# GIVEN TASK:
Copy each line of the records that contains the word "azot".

---- RECORDS PROVIDED

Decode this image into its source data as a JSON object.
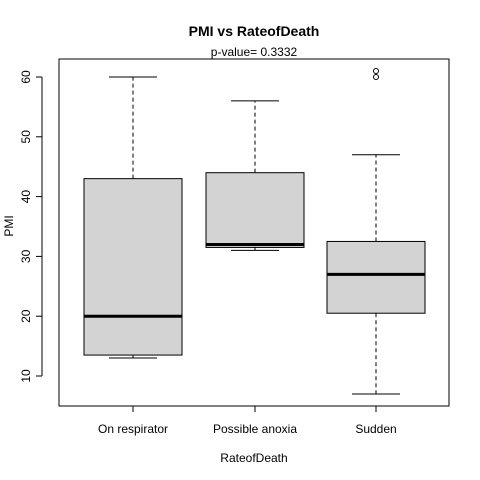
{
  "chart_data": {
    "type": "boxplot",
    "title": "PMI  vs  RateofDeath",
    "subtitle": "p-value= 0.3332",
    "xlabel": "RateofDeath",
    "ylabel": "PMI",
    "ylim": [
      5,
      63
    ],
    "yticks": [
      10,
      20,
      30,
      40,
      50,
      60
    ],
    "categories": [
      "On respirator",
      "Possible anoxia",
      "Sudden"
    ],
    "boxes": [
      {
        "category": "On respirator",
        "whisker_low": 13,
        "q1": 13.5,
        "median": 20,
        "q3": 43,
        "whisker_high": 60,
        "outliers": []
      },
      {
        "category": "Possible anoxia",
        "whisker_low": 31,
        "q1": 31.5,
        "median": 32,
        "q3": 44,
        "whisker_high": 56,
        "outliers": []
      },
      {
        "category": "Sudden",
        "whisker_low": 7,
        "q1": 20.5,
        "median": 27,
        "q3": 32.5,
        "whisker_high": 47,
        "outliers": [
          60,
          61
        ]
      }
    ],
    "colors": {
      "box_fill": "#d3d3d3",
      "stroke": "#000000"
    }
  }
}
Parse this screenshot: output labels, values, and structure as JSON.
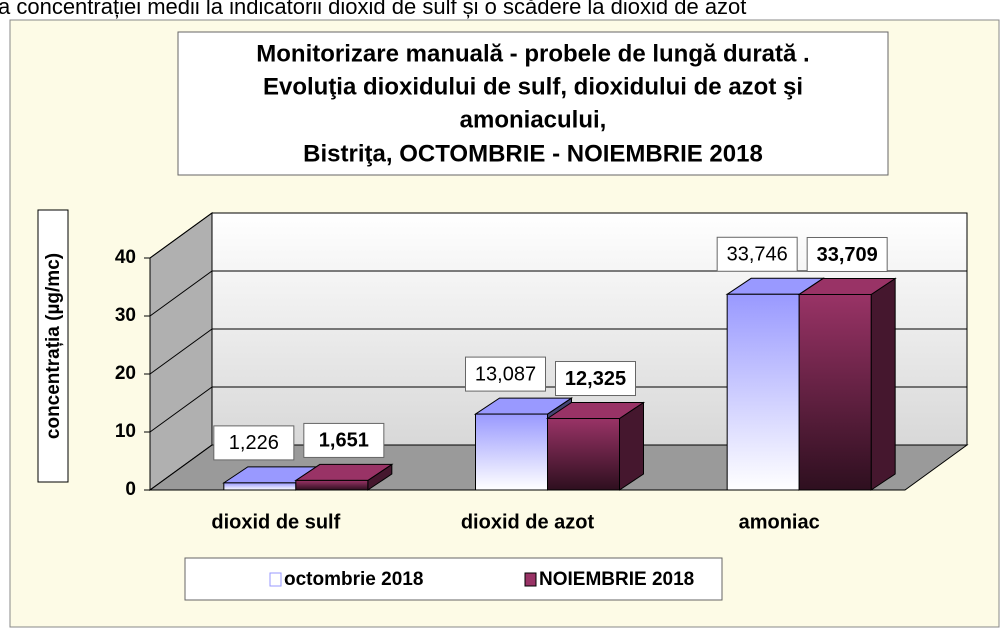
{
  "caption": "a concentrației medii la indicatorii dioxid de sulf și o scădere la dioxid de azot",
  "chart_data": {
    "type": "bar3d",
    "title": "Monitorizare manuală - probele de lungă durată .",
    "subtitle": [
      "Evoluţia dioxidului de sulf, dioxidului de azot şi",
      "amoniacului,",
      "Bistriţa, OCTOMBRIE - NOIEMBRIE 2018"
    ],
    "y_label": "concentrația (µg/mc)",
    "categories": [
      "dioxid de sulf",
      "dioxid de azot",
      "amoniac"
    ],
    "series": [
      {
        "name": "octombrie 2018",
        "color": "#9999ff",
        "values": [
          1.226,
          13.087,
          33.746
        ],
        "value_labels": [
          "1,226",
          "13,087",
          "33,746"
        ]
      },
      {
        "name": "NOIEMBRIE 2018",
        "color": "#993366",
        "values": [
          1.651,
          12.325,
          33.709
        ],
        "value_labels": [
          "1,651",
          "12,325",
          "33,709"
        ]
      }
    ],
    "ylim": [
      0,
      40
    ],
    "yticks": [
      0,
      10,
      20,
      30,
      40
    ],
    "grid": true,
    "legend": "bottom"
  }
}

--------

# SOLUTION FOR THIS PROBLEM:
  "caption": "a concentrației medii la indicatorii dioxid de sulf și o scădere la dioxid de azot",
      "Evoluţia dioxidului de sulf, dioxidului de azot şi",
      "dioxid de azot",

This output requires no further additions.